>> Begin INPUT FOR THIS TASK

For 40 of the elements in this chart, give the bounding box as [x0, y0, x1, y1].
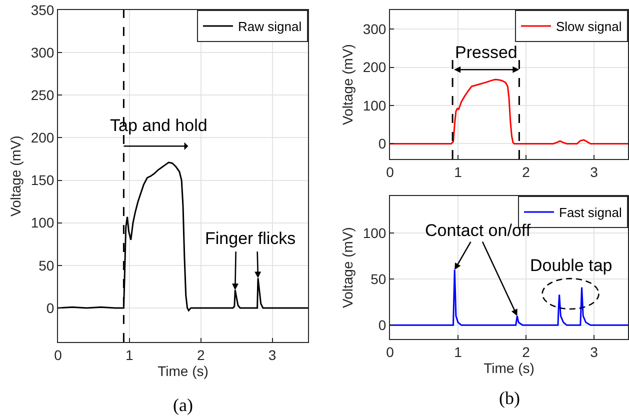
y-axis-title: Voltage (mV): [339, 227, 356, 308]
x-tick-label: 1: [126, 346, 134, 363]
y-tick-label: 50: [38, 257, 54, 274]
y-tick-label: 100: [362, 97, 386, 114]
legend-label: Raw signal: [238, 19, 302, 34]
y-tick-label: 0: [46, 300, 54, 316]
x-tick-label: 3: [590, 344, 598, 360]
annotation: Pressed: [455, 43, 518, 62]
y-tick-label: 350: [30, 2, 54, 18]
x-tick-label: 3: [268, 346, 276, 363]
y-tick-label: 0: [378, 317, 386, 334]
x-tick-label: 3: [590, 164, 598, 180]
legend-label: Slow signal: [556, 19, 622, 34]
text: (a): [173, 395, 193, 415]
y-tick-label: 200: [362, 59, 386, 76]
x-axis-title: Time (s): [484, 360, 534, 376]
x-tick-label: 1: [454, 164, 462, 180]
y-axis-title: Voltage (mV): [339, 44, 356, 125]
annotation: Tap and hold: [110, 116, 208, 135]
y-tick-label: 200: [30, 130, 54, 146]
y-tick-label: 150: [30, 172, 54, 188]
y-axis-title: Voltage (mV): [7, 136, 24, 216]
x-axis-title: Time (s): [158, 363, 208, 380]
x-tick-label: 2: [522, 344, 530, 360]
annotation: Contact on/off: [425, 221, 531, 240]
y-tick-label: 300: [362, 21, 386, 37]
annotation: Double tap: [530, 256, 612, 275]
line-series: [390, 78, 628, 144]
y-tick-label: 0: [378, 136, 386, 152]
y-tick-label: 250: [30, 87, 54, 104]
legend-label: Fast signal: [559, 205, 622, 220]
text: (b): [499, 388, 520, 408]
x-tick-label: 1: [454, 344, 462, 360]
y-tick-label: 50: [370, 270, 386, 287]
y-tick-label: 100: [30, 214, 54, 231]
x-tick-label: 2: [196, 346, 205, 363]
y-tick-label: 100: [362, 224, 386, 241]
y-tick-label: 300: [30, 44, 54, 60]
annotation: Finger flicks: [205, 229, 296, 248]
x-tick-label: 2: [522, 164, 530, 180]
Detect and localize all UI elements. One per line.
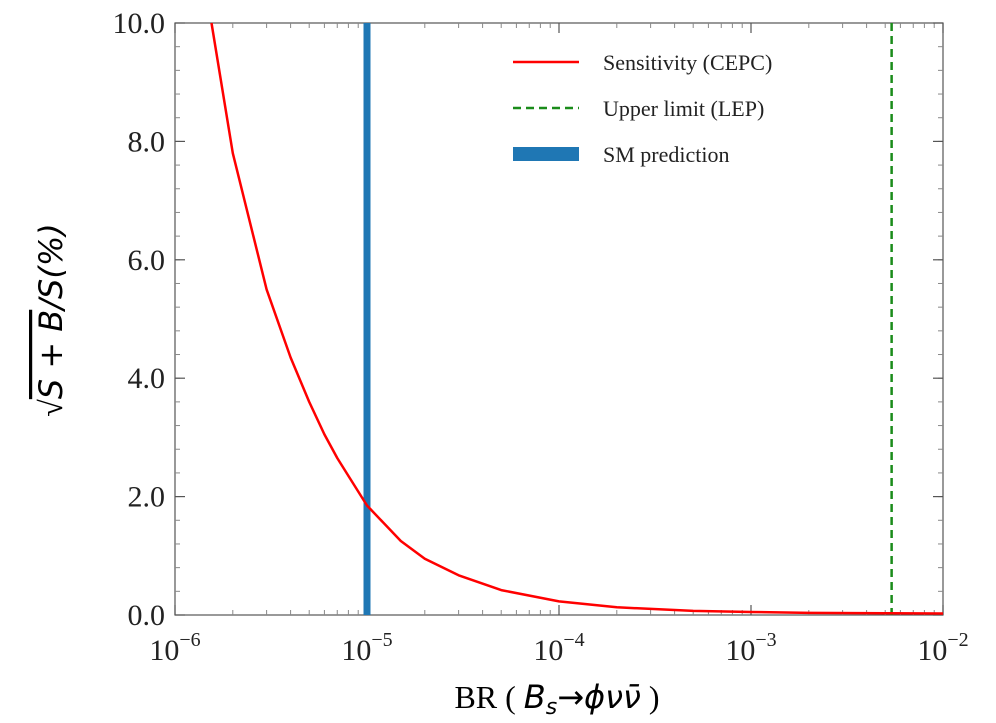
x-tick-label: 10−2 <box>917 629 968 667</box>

>> End INPUT FOR THIS TASK

WRITTEN REQUEST >> State how many lines of the material above contain the string "axis", with case counting. Reply with the number only.

TASK RESULT >> 5